§ **Exercise description**
Report each line of the data that has "oder" somewhere in it.

--------------------------------------------------

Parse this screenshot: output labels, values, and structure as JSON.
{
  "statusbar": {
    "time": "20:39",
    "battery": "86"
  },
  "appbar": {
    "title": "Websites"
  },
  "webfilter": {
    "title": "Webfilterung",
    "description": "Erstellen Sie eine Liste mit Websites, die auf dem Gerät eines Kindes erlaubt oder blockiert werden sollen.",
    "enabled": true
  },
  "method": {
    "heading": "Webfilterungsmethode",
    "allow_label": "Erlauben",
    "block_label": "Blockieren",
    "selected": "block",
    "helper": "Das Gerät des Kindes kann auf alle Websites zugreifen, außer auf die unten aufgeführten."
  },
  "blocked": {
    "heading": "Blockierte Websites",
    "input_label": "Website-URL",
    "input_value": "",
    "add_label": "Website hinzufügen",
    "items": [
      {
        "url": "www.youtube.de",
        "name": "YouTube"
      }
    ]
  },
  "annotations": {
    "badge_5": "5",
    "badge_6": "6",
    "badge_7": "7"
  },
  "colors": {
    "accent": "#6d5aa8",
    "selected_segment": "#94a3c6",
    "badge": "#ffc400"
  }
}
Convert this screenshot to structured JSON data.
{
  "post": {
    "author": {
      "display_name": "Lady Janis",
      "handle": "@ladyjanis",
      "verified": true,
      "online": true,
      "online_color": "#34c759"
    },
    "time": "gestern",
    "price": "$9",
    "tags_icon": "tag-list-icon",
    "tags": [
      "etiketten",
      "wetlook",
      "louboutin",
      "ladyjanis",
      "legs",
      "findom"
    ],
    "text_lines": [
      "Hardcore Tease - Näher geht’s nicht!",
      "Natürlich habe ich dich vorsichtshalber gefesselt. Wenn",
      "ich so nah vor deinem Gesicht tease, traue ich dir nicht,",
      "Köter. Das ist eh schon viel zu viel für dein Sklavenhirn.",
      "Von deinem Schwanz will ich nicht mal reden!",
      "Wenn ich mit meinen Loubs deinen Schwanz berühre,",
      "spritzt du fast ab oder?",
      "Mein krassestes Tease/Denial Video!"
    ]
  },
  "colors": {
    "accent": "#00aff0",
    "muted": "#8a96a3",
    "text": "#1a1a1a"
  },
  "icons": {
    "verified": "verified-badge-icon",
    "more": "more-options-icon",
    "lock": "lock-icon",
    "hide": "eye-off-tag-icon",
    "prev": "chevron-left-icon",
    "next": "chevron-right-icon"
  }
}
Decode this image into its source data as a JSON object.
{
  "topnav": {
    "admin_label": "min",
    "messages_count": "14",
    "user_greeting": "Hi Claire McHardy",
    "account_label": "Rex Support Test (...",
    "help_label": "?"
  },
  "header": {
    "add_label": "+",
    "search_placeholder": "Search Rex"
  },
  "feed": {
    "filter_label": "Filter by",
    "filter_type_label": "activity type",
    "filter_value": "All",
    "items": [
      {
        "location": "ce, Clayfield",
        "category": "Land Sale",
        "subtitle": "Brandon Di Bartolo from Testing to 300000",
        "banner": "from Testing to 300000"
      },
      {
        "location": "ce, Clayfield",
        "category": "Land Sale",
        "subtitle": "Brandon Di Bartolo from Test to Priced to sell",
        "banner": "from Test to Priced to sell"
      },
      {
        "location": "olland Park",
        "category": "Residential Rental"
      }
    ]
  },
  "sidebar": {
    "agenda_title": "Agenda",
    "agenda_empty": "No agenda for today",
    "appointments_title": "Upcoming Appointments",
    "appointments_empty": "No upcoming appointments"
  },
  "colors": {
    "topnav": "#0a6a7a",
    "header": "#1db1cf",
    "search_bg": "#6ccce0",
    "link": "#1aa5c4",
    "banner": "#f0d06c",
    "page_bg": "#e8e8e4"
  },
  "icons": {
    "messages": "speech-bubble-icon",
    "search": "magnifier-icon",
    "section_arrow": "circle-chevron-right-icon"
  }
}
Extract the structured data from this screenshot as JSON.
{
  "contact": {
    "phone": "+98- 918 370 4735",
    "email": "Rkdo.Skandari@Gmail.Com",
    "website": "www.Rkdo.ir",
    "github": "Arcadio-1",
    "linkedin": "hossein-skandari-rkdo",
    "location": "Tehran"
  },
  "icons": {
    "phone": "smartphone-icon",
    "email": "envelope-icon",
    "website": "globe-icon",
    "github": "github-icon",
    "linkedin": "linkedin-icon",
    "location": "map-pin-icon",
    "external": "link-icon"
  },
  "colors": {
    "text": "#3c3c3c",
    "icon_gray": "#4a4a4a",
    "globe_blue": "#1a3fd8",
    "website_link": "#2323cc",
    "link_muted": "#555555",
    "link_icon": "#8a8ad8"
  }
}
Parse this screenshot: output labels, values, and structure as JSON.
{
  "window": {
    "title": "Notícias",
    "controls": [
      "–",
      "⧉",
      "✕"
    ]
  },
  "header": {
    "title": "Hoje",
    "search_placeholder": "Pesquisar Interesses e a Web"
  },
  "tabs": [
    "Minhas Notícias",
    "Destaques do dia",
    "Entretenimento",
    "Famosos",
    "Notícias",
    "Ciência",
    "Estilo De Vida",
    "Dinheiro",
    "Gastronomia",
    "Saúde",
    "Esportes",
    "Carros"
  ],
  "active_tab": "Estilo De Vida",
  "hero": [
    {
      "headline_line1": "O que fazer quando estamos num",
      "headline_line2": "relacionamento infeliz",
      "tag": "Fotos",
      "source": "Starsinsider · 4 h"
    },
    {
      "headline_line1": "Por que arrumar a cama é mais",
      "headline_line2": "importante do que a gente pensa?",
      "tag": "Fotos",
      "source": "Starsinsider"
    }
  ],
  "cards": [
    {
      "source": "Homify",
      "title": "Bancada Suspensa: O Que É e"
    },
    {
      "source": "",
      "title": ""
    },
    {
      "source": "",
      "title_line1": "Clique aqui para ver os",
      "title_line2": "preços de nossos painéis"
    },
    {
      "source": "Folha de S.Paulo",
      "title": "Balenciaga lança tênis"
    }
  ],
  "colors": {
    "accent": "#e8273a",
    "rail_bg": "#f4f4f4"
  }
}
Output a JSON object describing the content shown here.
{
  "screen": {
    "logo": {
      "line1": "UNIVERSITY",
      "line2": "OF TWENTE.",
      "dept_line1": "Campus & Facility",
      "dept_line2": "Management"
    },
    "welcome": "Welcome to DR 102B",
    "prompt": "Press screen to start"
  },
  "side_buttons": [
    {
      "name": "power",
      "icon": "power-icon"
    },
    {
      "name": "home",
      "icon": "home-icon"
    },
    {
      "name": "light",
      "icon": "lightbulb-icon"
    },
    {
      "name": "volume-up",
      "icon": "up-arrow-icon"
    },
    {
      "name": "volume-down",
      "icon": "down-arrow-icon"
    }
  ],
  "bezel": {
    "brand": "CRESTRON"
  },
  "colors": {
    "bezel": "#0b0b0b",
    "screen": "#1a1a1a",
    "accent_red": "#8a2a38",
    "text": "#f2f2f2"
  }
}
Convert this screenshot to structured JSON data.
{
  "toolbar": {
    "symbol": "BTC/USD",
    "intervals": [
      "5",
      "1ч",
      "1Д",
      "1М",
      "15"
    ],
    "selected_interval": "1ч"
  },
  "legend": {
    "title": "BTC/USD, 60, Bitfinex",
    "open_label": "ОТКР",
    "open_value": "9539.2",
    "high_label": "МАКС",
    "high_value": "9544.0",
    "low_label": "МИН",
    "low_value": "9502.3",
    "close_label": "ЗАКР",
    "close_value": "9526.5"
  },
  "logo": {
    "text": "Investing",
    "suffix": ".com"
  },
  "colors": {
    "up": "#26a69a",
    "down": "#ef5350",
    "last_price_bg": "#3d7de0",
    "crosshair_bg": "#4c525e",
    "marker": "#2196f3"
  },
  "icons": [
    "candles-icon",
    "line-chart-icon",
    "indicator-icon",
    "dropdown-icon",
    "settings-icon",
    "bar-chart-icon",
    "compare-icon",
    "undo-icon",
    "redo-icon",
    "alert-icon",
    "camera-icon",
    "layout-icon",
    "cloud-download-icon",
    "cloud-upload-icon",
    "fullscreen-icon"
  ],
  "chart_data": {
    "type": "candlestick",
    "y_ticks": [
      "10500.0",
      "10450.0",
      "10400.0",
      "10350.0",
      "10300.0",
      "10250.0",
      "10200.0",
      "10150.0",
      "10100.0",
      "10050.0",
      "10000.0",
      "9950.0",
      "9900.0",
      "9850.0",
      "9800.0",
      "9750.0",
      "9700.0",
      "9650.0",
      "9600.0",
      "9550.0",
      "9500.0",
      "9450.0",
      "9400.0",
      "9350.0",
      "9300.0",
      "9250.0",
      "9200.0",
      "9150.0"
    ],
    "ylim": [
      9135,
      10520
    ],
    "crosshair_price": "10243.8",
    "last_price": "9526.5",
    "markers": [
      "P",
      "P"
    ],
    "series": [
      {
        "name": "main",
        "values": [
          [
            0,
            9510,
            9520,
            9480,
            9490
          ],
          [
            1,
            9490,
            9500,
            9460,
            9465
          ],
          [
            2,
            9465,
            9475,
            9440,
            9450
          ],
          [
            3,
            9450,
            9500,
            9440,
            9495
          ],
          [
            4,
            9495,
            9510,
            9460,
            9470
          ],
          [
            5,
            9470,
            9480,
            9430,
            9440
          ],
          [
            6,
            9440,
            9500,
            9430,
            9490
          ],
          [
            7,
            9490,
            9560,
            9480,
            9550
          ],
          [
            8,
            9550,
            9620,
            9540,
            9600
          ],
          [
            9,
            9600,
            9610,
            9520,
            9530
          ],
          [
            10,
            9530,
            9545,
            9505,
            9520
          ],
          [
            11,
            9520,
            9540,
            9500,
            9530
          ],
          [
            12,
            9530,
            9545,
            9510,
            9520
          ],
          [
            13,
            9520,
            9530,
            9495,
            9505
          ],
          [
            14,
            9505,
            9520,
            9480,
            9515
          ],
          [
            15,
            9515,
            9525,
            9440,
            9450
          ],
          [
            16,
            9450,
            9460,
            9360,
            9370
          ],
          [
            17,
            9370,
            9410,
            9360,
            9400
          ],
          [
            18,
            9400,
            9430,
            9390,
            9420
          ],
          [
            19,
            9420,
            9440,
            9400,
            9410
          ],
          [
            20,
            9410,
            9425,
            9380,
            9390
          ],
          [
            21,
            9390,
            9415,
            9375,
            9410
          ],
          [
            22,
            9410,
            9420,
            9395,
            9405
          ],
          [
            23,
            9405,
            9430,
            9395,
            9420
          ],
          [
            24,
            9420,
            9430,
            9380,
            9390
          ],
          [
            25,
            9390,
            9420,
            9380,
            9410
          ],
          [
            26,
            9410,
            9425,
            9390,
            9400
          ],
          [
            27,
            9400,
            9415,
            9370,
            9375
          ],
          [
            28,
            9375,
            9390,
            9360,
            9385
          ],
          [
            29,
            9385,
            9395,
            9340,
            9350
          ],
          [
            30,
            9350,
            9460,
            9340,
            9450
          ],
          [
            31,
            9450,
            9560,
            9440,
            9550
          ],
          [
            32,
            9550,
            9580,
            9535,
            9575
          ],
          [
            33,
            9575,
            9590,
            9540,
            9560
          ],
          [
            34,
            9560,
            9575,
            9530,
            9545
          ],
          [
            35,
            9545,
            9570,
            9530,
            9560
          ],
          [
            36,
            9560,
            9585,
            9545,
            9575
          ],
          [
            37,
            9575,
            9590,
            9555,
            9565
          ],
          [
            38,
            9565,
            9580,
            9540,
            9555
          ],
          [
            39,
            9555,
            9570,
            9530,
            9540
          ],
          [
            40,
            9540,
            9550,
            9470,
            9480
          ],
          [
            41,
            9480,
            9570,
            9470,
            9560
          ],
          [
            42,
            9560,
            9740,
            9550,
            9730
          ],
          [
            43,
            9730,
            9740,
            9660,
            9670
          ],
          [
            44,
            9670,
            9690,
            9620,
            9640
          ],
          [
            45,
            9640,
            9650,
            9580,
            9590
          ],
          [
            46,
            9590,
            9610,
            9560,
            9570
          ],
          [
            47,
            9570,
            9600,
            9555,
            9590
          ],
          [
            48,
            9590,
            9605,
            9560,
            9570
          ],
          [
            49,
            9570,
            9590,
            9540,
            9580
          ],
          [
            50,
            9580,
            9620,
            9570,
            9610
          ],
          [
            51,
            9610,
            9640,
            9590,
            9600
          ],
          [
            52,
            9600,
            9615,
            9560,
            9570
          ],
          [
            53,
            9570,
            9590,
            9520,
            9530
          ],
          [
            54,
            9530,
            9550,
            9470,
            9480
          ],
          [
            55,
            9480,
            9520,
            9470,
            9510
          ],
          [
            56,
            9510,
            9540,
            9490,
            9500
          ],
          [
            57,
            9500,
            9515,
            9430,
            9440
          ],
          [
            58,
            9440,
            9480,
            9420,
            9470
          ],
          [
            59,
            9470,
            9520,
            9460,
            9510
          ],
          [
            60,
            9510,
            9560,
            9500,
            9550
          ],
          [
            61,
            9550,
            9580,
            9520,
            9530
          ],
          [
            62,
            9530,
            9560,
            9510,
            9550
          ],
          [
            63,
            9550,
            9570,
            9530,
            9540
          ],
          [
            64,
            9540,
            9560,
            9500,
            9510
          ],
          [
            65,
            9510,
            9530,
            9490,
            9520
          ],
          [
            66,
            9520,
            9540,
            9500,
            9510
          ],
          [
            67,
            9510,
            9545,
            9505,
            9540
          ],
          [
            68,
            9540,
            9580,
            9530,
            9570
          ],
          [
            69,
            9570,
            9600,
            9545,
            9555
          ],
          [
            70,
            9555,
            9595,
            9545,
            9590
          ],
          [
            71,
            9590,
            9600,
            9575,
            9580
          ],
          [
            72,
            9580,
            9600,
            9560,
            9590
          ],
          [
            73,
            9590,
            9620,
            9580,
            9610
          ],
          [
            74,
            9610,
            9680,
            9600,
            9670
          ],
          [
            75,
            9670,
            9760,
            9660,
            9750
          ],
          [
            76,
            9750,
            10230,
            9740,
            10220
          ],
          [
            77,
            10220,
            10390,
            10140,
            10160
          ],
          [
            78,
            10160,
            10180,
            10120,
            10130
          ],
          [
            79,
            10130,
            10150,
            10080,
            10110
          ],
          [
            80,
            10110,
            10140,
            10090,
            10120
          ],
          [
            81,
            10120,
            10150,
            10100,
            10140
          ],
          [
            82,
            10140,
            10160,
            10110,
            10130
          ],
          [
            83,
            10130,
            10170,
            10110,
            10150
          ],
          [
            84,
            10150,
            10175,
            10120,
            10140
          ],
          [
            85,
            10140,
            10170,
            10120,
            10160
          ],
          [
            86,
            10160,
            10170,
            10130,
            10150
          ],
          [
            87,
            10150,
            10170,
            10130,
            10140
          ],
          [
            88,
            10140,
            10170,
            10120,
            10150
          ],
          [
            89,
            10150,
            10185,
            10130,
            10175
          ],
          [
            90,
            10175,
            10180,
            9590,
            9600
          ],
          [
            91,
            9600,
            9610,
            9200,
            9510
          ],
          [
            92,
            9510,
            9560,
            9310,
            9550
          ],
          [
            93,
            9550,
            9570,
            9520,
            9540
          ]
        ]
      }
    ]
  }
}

--------------------------------------------------

§ **Written solution**
    "description": "Erstellen Sie eine Liste mit Websites, die auf dem Gerät eines Kindes erlaubt oder blockiert werden sollen.",
      "spritzt du fast ab oder?",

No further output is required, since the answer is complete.